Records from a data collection
########

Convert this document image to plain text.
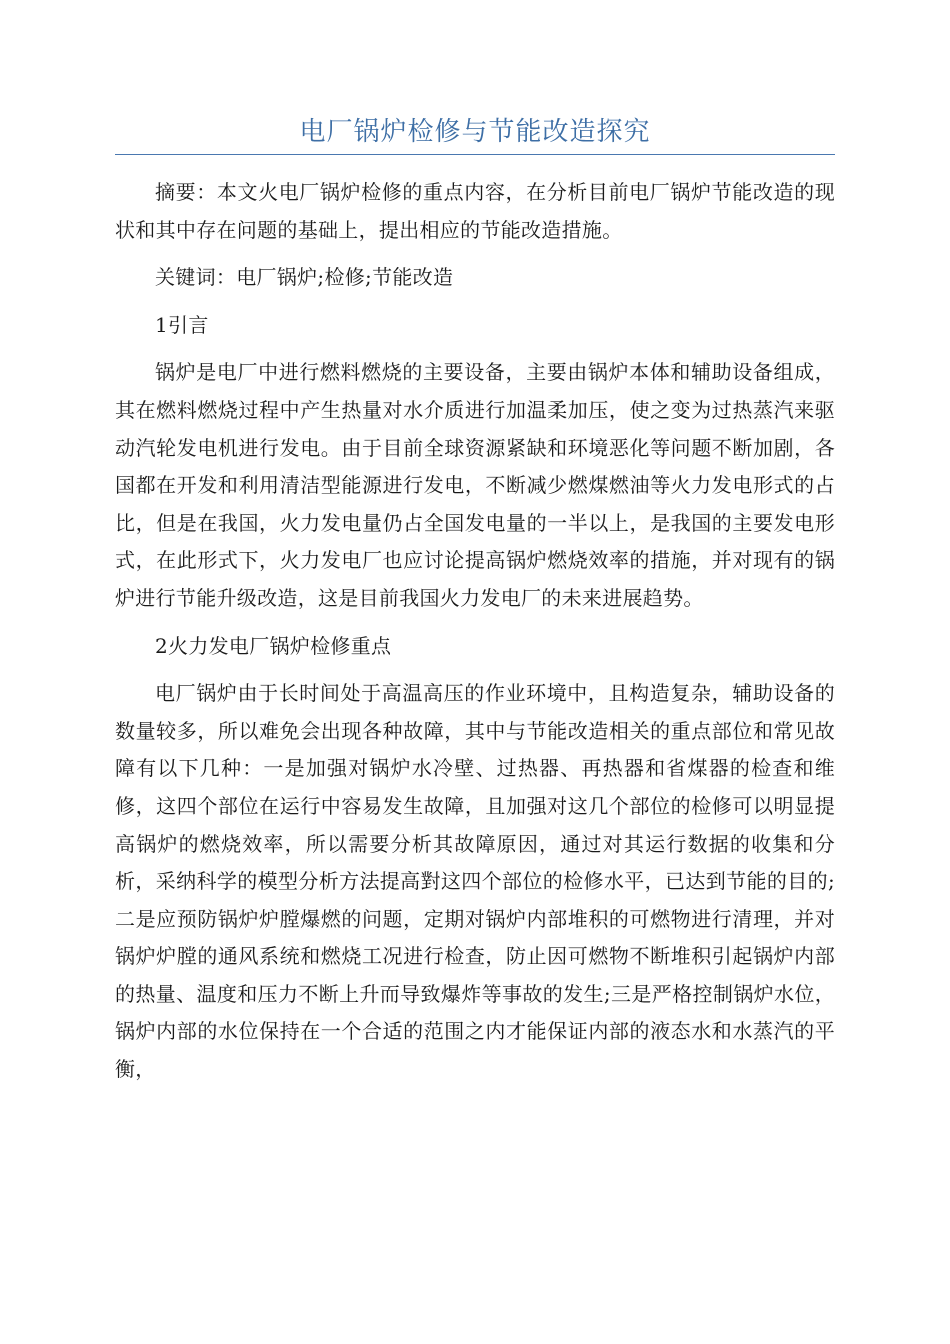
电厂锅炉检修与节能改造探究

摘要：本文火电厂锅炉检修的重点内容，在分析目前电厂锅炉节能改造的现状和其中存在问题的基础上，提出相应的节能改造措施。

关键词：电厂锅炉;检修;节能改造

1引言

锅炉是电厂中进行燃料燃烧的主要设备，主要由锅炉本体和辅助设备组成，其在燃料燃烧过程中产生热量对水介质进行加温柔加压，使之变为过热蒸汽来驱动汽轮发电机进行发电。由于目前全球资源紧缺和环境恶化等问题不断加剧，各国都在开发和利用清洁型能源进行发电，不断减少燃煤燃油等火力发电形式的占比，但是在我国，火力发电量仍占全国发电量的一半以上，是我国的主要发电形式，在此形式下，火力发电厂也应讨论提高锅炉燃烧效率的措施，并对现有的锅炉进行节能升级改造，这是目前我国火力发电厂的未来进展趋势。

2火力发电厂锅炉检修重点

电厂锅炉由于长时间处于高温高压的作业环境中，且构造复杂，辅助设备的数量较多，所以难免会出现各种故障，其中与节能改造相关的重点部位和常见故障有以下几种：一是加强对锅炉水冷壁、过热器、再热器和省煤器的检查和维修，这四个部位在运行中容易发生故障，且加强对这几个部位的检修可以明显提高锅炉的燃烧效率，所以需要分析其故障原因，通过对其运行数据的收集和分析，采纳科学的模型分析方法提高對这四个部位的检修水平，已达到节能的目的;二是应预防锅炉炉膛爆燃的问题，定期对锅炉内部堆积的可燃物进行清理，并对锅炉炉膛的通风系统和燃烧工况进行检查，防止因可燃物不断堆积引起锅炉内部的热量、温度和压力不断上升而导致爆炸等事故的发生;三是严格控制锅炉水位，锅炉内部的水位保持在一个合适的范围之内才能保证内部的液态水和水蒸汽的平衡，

########

§ Task instructions:
Without the pictures, write out every entry precisely as it appears.

§ Result:
Convert this document image to plain text.
电厂锅炉检修与节能改造探究

摘要：本文火电厂锅炉检修的重点内容，在分析目前电厂锅炉节能改造的现状和其中存在问题的基础上，提出相应的节能改造措施。

关键词：电厂锅炉;检修;节能改造

1引言

锅炉是电厂中进行燃料燃烧的主要设备，主要由锅炉本体和辅助设备组成，其在燃料燃烧过程中产生热量对水介质进行加温柔加压，使之变为过热蒸汽来驱动汽轮发电机进行发电。由于目前全球资源紧缺和环境恶化等问题不断加剧，各国都在开发和利用清洁型能源进行发电，不断减少燃煤燃油等火力发电形式的占比，但是在我国，火力发电量仍占全国发电量的一半以上，是我国的主要发电形式，在此形式下，火力发电厂也应讨论提高锅炉燃烧效率的措施，并对现有的锅炉进行节能升级改造，这是目前我国火力发电厂的未来进展趋势。

2火力发电厂锅炉检修重点

电厂锅炉由于长时间处于高温高压的作业环境中，且构造复杂，辅助设备的数量较多，所以难免会出现各种故障，其中与节能改造相关的重点部位和常见故障有以下几种：一是加强对锅炉水冷壁、过热器、再热器和省煤器的检查和维修，这四个部位在运行中容易发生故障，且加强对这几个部位的检修可以明显提高锅炉的燃烧效率，所以需要分析其故障原因，通过对其运行数据的收集和分析，采纳科学的模型分析方法提高對这四个部位的检修水平，已达到节能的目的;二是应预防锅炉炉膛爆燃的问题，定期对锅炉内部堆积的可燃物进行清理，并对锅炉炉膛的通风系统和燃烧工况进行检查，防止因可燃物不断堆积引起锅炉内部的热量、温度和压力不断上升而导致爆炸等事故的发生;三是严格控制锅炉水位，锅炉内部的水位保持在一个合适的范围之内才能保证内部的液态水和水蒸汽的平衡，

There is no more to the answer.